## start DATA SECTION
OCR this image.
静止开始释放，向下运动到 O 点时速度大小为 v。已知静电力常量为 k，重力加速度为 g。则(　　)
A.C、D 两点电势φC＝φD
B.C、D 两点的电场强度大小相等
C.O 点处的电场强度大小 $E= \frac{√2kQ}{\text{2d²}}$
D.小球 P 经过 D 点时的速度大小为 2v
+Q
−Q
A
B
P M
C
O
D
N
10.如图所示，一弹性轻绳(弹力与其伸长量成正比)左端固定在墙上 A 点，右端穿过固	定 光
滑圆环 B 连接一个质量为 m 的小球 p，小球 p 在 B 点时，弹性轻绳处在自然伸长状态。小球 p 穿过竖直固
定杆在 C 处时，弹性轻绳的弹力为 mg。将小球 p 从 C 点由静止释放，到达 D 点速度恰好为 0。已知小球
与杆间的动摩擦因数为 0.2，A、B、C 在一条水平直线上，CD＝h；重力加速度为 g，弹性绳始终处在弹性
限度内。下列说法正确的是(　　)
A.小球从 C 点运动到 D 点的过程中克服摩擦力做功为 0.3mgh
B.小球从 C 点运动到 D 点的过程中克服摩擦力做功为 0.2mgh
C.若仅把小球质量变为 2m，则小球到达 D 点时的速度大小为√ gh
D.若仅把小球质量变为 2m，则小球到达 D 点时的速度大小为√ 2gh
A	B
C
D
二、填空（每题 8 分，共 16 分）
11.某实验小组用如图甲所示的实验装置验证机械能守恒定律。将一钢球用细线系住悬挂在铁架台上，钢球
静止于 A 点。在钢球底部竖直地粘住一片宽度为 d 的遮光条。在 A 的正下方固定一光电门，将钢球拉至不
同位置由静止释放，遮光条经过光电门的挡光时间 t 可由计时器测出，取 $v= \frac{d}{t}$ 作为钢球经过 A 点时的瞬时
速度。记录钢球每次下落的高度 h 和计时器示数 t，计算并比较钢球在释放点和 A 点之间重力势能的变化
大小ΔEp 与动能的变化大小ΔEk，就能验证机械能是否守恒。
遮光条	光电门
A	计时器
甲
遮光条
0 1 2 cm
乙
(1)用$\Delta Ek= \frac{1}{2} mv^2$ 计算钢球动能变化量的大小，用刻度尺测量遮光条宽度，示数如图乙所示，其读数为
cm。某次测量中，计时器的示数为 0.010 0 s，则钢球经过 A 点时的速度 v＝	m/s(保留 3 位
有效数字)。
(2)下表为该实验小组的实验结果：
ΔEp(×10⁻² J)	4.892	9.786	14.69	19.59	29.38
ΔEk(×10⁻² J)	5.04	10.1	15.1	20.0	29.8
## end DATA SECTION
• EXERCISE DIRECTIONS:
All of the records must be retyped exactly as they are.

• RIGHT ANSWER:
OCR this image.
静止开始释放，向下运动到 O 点时速度大小为 v。已知静电力常量为 k，重力加速度为 g。则(　　)
A.C、D 两点电势φC＝φD
B.C、D 两点的电场强度大小相等
C.O 点处的电场强度大小 $E= \frac{√2kQ}{\text{2d²}}$
D.小球 P 经过 D 点时的速度大小为 2v
+Q
−Q
A
B
P M
C
O
D
N
10.如图所示，一弹性轻绳(弹力与其伸长量成正比)左端固定在墙上 A 点，右端穿过固	定 光
滑圆环 B 连接一个质量为 m 的小球 p，小球 p 在 B 点时，弹性轻绳处在自然伸长状态。小球 p 穿过竖直固
定杆在 C 处时，弹性轻绳的弹力为 mg。将小球 p 从 C 点由静止释放，到达 D 点速度恰好为 0。已知小球
与杆间的动摩擦因数为 0.2，A、B、C 在一条水平直线上，CD＝h；重力加速度为 g，弹性绳始终处在弹性
限度内。下列说法正确的是(　　)
A.小球从 C 点运动到 D 点的过程中克服摩擦力做功为 0.3mgh
B.小球从 C 点运动到 D 点的过程中克服摩擦力做功为 0.2mgh
C.若仅把小球质量变为 2m，则小球到达 D 点时的速度大小为√ gh
D.若仅把小球质量变为 2m，则小球到达 D 点时的速度大小为√ 2gh
A	B
C
D
二、填空（每题 8 分，共 16 分）
11.某实验小组用如图甲所示的实验装置验证机械能守恒定律。将一钢球用细线系住悬挂在铁架台上，钢球
静止于 A 点。在钢球底部竖直地粘住一片宽度为 d 的遮光条。在 A 的正下方固定一光电门，将钢球拉至不
同位置由静止释放，遮光条经过光电门的挡光时间 t 可由计时器测出，取 $v= \frac{d}{t}$ 作为钢球经过 A 点时的瞬时
速度。记录钢球每次下落的高度 h 和计时器示数 t，计算并比较钢球在释放点和 A 点之间重力势能的变化
大小ΔEp 与动能的变化大小ΔEk，就能验证机械能是否守恒。
遮光条	光电门
A	计时器
甲
遮光条
0 1 2 cm
乙
(1)用$\Delta Ek= \frac{1}{2} mv^2$ 计算钢球动能变化量的大小，用刻度尺测量遮光条宽度，示数如图乙所示，其读数为
cm。某次测量中，计时器的示数为 0.010 0 s，则钢球经过 A 点时的速度 v＝	m/s(保留 3 位
有效数字)。
(2)下表为该实验小组的实验结果：
ΔEp(×10⁻² J)	4.892	9.786	14.69	19.59	29.38
ΔEk(×10⁻² J)	5.04	10.1	15.1	20.0	29.8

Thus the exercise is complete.